• Work to do
Look for the string "ГОСТ" and copy every line that has it.

━━━ Available data ━━━

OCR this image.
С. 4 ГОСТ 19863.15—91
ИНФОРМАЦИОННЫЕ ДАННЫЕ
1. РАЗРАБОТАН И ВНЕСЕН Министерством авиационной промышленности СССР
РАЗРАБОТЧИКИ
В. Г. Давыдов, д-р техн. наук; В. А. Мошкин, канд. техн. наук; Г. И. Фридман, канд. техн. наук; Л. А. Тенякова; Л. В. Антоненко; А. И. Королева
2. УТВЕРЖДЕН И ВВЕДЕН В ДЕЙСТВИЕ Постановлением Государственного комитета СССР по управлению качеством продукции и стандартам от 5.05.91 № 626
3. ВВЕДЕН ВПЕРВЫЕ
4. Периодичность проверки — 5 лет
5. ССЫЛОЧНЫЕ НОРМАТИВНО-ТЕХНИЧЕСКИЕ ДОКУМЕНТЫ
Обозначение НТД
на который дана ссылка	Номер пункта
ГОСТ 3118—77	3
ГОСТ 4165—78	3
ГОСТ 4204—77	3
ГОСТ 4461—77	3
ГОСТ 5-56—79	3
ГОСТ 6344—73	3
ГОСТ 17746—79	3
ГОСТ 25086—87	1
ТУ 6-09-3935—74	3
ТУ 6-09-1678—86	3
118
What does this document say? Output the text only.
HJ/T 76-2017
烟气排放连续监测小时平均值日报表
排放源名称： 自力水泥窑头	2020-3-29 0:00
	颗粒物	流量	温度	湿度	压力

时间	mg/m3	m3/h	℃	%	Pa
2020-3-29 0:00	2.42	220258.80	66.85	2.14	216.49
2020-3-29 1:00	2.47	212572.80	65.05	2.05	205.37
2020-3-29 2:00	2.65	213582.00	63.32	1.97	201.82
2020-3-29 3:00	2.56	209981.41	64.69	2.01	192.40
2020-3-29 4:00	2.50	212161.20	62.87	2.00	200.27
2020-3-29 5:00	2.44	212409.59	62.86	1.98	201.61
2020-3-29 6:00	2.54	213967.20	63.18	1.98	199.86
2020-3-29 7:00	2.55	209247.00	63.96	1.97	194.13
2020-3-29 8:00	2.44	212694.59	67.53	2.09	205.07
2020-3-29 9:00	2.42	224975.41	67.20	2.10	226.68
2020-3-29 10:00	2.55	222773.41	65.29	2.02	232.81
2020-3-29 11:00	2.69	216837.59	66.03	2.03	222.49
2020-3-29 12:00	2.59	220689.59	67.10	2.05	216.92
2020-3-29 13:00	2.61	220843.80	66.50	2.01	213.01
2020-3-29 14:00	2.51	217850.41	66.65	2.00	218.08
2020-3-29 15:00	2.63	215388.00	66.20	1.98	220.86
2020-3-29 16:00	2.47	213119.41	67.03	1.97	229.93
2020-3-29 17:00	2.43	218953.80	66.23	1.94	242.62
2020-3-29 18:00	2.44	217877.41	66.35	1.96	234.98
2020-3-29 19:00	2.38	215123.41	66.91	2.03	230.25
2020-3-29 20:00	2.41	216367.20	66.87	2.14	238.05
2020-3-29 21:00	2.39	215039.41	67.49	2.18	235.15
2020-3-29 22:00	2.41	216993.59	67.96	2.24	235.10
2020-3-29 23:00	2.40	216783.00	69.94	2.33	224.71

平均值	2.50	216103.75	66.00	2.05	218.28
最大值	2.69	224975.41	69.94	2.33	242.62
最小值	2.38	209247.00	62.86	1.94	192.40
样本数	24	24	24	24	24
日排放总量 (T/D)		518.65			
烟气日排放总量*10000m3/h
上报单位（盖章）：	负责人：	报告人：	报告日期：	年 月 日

━━━

• Exercise solution
С. 4 ГОСТ 19863.15—91
ГОСТ 3118—77	3
ГОСТ 4165—78	3
ГОСТ 4204—77	3
ГОСТ 4461—77	3
ГОСТ 5-56—79	3
ГОСТ 6344—73	3
ГОСТ 17746—79	3
ГОСТ 25086—87	1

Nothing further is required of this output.